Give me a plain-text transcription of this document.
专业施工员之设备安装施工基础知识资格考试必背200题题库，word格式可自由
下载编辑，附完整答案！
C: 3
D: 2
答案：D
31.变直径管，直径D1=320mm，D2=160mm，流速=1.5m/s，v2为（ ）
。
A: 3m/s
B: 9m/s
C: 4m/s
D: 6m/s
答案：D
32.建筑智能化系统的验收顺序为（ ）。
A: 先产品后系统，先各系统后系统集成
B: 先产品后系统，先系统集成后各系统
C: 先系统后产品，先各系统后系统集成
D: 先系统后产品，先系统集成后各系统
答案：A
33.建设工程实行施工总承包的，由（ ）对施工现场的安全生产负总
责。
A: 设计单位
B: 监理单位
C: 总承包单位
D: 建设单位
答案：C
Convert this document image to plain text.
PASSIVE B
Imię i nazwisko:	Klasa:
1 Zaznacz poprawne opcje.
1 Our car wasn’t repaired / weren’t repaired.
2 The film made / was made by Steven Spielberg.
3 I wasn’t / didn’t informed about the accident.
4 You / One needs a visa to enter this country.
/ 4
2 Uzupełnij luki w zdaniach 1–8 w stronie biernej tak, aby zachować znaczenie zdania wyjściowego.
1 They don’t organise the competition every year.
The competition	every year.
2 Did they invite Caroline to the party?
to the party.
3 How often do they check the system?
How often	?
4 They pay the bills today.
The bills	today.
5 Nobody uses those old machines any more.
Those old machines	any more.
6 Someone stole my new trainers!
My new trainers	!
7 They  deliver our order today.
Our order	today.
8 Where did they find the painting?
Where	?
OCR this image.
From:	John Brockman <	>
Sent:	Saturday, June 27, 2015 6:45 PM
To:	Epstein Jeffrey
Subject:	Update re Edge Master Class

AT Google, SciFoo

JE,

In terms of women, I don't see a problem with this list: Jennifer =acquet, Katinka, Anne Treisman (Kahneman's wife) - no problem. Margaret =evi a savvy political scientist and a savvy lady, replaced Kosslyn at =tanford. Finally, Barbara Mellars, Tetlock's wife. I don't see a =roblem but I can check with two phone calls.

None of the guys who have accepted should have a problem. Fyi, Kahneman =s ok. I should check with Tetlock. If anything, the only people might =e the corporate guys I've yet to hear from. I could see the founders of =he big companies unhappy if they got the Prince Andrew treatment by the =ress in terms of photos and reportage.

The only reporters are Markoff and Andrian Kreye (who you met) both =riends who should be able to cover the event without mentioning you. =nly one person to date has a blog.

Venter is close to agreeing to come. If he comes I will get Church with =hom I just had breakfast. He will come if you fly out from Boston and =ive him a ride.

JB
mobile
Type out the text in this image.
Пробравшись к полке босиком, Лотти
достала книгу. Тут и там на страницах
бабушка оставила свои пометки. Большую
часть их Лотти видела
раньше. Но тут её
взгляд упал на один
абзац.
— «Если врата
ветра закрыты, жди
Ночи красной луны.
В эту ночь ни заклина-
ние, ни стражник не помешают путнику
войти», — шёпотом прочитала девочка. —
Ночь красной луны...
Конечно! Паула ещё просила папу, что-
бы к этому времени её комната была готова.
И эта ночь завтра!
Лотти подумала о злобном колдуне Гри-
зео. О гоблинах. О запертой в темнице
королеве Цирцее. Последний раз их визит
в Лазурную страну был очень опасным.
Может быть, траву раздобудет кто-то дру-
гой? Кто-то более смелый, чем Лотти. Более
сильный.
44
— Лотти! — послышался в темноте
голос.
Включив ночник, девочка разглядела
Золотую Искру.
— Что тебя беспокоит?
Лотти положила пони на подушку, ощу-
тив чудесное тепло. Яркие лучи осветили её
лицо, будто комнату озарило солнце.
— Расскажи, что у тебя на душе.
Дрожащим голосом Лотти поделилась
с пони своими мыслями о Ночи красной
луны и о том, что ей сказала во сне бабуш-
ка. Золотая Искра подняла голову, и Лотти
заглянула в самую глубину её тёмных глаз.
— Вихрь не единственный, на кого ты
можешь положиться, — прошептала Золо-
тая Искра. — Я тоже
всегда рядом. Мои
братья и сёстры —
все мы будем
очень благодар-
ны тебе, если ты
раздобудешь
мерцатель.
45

----

-- EXERCISE BRIEF --
Copy, from the material above, each line in which the string "Ночи" occurs.

-- RESPONSE --
Ночи красной луны.
с пони своими мыслями о Ночи красной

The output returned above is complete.